**Work instructions**
Tally every line of the listing below that holds "состояния", then give the tally alone.

**Recorded information**
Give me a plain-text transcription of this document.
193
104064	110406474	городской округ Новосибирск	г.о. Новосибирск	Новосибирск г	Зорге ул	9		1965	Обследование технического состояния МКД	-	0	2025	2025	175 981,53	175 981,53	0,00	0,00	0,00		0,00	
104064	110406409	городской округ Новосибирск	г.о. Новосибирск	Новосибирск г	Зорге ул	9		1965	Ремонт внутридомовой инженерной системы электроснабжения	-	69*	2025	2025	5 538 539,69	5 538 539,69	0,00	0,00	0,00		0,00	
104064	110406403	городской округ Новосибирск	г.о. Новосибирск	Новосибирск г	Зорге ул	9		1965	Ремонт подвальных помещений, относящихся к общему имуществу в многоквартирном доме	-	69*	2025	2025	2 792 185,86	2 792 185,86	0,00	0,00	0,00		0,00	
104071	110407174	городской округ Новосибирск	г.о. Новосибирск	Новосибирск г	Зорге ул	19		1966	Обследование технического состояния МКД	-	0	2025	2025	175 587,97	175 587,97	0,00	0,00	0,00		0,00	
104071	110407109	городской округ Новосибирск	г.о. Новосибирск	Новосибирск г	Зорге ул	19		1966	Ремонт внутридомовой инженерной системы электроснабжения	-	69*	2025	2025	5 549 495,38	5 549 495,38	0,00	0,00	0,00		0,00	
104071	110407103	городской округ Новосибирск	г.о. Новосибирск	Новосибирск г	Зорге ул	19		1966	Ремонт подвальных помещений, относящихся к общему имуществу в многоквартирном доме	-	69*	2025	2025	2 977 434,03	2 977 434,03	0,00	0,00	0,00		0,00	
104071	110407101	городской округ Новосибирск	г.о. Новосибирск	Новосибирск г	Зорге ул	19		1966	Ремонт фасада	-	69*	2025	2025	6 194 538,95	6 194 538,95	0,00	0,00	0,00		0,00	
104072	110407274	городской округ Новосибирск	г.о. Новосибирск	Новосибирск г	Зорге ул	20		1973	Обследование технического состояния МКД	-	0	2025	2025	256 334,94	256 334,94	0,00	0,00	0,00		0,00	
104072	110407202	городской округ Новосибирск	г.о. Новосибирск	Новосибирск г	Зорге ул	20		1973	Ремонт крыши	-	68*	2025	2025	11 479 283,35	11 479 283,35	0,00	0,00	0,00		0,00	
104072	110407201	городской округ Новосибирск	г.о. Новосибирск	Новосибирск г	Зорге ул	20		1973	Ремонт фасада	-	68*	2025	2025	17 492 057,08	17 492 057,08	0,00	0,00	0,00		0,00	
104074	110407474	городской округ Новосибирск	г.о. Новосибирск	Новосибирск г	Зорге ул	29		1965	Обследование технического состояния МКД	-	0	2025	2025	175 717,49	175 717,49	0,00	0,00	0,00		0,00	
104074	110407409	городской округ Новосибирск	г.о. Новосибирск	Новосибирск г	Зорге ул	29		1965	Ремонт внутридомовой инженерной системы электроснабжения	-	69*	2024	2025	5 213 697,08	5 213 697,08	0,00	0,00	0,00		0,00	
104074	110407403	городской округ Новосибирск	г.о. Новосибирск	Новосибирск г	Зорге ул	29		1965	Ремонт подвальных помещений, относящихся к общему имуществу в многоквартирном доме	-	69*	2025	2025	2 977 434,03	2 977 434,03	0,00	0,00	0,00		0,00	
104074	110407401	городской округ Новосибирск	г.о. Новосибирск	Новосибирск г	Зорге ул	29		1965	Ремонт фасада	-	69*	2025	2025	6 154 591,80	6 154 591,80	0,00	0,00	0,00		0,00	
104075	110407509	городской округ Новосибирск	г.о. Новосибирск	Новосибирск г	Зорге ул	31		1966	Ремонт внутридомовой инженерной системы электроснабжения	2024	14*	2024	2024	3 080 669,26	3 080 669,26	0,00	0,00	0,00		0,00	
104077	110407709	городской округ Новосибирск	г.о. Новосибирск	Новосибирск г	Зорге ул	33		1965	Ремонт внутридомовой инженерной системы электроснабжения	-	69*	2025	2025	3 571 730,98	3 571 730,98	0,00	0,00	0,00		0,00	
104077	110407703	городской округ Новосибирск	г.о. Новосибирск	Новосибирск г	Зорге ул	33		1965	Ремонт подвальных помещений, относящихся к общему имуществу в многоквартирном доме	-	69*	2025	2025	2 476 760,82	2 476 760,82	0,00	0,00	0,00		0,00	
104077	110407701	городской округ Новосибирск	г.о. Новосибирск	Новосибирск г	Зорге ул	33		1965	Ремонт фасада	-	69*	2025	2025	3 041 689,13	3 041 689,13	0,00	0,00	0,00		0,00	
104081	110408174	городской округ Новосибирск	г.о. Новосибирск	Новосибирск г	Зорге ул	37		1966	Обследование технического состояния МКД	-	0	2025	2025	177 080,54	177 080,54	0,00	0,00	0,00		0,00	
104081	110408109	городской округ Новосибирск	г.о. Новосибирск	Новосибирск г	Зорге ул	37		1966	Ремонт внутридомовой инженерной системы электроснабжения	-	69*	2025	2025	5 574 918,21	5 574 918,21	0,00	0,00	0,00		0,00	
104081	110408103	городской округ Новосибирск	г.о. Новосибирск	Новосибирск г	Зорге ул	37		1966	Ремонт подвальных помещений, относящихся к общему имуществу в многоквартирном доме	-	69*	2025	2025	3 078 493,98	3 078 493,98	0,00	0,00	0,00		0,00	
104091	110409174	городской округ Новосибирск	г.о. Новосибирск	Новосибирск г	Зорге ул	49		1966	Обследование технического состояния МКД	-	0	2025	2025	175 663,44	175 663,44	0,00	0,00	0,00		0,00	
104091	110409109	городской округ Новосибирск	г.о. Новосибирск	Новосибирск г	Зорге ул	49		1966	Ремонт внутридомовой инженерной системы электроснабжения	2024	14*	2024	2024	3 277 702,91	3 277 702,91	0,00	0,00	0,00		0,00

**Full response**
6